-- Start EXTRACTED ENTRIES --
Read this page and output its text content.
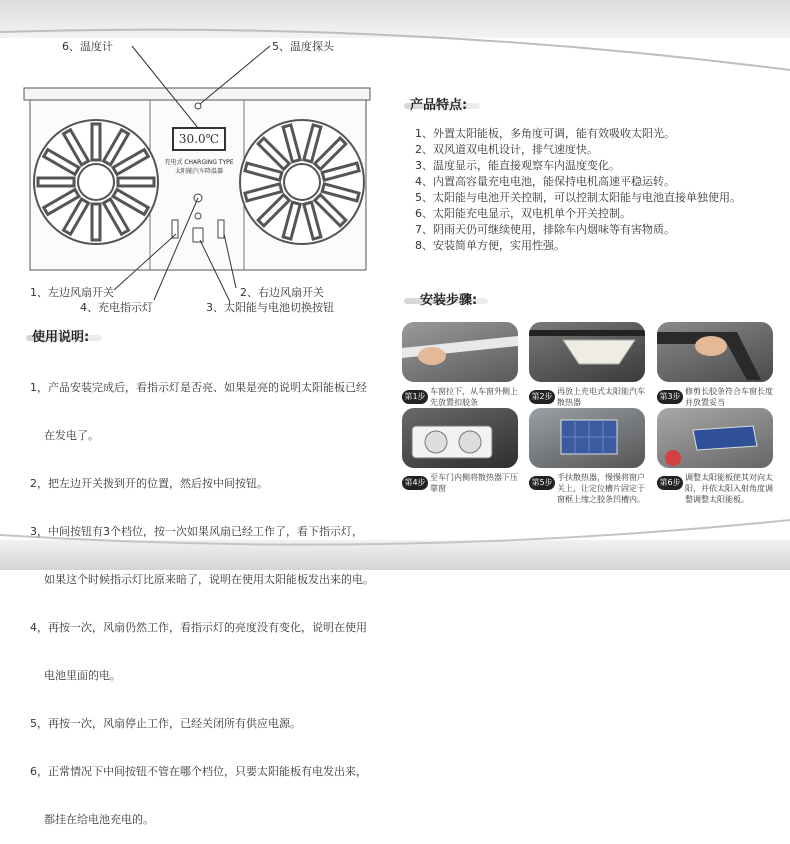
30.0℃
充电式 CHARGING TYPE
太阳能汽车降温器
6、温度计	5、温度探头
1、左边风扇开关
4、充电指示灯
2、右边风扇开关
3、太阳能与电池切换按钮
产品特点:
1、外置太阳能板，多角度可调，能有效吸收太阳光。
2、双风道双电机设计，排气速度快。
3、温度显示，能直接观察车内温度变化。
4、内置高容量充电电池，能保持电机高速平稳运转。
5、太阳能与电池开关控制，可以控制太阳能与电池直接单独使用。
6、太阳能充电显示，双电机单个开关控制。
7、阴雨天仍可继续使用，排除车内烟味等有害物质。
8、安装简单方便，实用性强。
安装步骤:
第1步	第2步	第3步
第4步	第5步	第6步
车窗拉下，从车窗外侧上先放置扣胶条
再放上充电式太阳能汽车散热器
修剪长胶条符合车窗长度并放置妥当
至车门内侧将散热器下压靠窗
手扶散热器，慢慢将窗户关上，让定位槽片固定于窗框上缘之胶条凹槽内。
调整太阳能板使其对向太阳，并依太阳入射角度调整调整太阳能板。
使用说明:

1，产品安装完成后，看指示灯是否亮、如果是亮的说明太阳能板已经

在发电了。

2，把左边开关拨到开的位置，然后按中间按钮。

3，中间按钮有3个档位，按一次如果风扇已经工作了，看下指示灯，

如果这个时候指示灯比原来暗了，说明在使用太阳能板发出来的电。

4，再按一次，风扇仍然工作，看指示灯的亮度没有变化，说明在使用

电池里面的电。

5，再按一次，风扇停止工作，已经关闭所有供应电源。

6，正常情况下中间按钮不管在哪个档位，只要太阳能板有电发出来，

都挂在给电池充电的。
-- End EXTRACTED ENTRIES --
▶ **WHAT IS EXPECTED**
Your task is to retype all the entries exactly and leave out any pictures.

▶ **EXERCISE ANSWER**
Read this page and output its text content.
30.0℃
充电式 CHARGING TYPE
太阳能汽车降温器
6、温度计	5、温度探头
1、左边风扇开关
4、充电指示灯
2、右边风扇开关
3、太阳能与电池切换按钮
产品特点:
1、外置太阳能板，多角度可调，能有效吸收太阳光。
2、双风道双电机设计，排气速度快。
3、温度显示，能直接观察车内温度变化。
4、内置高容量充电电池，能保持电机高速平稳运转。
5、太阳能与电池开关控制，可以控制太阳能与电池直接单独使用。
6、太阳能充电显示，双电机单个开关控制。
7、阴雨天仍可继续使用，排除车内烟味等有害物质。
8、安装简单方便，实用性强。
安装步骤:
第1步	第2步	第3步
第4步	第5步	第6步
车窗拉下，从车窗外侧上先放置扣胶条
再放上充电式太阳能汽车散热器
修剪长胶条符合车窗长度并放置妥当
至车门内侧将散热器下压靠窗
手扶散热器，慢慢将窗户关上，让定位槽片固定于窗框上缘之胶条凹槽内。
调整太阳能板使其对向太阳，并依太阳入射角度调整调整太阳能板。
使用说明:

1，产品安装完成后，看指示灯是否亮、如果是亮的说明太阳能板已经

在发电了。

2，把左边开关拨到开的位置，然后按中间按钮。

3，中间按钮有3个档位，按一次如果风扇已经工作了，看下指示灯，

如果这个时候指示灯比原来暗了，说明在使用太阳能板发出来的电。

4，再按一次，风扇仍然工作，看指示灯的亮度没有变化，说明在使用

电池里面的电。

5，再按一次，风扇停止工作，已经关闭所有供应电源。

6，正常情况下中间按钮不管在哪个档位，只要太阳能板有电发出来，

都挂在给电池充电的。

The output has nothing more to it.